_What is required:_
Extract all of the entries and set them down verbatim.

_Dataset records:_
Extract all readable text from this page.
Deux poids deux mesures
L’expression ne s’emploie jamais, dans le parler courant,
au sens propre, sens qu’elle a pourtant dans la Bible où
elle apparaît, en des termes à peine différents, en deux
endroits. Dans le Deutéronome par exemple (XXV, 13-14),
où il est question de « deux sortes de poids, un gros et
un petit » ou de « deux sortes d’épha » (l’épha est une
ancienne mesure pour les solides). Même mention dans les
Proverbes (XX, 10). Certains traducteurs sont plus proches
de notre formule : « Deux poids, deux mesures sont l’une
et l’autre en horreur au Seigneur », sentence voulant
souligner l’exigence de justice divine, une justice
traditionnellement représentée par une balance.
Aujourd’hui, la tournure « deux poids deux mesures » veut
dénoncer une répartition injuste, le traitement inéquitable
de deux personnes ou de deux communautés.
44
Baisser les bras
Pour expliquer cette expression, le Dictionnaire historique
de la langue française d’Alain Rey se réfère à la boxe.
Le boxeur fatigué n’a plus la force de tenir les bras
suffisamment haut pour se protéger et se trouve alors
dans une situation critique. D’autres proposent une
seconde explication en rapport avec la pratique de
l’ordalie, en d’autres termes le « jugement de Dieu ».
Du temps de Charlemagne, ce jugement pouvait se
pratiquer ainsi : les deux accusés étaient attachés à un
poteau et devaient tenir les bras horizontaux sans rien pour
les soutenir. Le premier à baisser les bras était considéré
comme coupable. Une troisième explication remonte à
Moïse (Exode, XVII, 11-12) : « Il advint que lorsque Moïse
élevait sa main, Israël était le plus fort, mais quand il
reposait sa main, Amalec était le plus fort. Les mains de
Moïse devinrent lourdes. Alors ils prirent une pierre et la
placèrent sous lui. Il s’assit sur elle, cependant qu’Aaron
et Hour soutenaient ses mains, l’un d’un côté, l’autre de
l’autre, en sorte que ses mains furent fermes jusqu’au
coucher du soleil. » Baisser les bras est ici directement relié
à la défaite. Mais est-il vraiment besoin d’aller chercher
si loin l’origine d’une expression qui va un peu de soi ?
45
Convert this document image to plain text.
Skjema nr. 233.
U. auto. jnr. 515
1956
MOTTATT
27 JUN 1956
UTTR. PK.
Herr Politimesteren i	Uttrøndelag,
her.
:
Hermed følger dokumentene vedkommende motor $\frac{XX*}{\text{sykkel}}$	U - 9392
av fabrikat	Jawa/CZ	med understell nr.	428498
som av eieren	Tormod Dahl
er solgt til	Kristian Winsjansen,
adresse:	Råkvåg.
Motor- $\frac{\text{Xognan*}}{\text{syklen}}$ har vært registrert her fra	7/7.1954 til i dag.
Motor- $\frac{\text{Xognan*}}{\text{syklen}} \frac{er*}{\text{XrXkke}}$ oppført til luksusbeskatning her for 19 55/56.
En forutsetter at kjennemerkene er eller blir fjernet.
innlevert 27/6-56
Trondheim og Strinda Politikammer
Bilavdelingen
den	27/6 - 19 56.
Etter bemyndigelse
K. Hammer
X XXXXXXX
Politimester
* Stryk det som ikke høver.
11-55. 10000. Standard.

_The solution:_
Extract all readable text from this page.
Deux poids deux mesures
L’expression ne s’emploie jamais, dans le parler courant,
au sens propre, sens qu’elle a pourtant dans la Bible où
elle apparaît, en des termes à peine différents, en deux
endroits. Dans le Deutéronome par exemple (XXV, 13-14),
où il est question de « deux sortes de poids, un gros et
un petit » ou de « deux sortes d’épha » (l’épha est une
ancienne mesure pour les solides). Même mention dans les
Proverbes (XX, 10). Certains traducteurs sont plus proches
de notre formule : « Deux poids, deux mesures sont l’une
et l’autre en horreur au Seigneur », sentence voulant
souligner l’exigence de justice divine, une justice
traditionnellement représentée par une balance.
Aujourd’hui, la tournure « deux poids deux mesures » veut
dénoncer une répartition injuste, le traitement inéquitable
de deux personnes ou de deux communautés.
44
Baisser les bras
Pour expliquer cette expression, le Dictionnaire historique
de la langue française d’Alain Rey se réfère à la boxe.
Le boxeur fatigué n’a plus la force de tenir les bras
suffisamment haut pour se protéger et se trouve alors
dans une situation critique. D’autres proposent une
seconde explication en rapport avec la pratique de
l’ordalie, en d’autres termes le « jugement de Dieu ».
Du temps de Charlemagne, ce jugement pouvait se
pratiquer ainsi : les deux accusés étaient attachés à un
poteau et devaient tenir les bras horizontaux sans rien pour
les soutenir. Le premier à baisser les bras était considéré
comme coupable. Une troisième explication remonte à
Moïse (Exode, XVII, 11-12) : « Il advint que lorsque Moïse
élevait sa main, Israël était le plus fort, mais quand il
reposait sa main, Amalec était le plus fort. Les mains de
Moïse devinrent lourdes. Alors ils prirent une pierre et la
placèrent sous lui. Il s’assit sur elle, cependant qu’Aaron
et Hour soutenaient ses mains, l’un d’un côté, l’autre de
l’autre, en sorte que ses mains furent fermes jusqu’au
coucher du soleil. » Baisser les bras est ici directement relié
à la défaite. Mais est-il vraiment besoin d’aller chercher
si loin l’origine d’une expression qui va un peu de soi ?
45
Convert this document image to plain text.
Skjema nr. 233.
U. auto. jnr. 515
1956
MOTTATT
27 JUN 1956
UTTR. PK.
Herr Politimesteren i	Uttrøndelag,
her.
:
Hermed følger dokumentene vedkommende motor $\frac{XX*}{\text{sykkel}}$	U - 9392
av fabrikat	Jawa/CZ	med understell nr.	428498
som av eieren	Tormod Dahl
er solgt til	Kristian Winsjansen,
adresse:	Råkvåg.
Motor- $\frac{\text{Xognan*}}{\text{syklen}}$ har vært registrert her fra	7/7.1954 til i dag.
Motor- $\frac{\text{Xognan*}}{\text{syklen}} \frac{er*}{\text{XrXkke}}$ oppført til luksusbeskatning her for 19 55/56.
En forutsetter at kjennemerkene er eller blir fjernet.
innlevert 27/6-56
Trondheim og Strinda Politikammer
Bilavdelingen
den	27/6 - 19 56.
Etter bemyndigelse
K. Hammer
X XXXXXXX
Politimester
* Stryk det som ikke høver.
11-55. 10000. Standard.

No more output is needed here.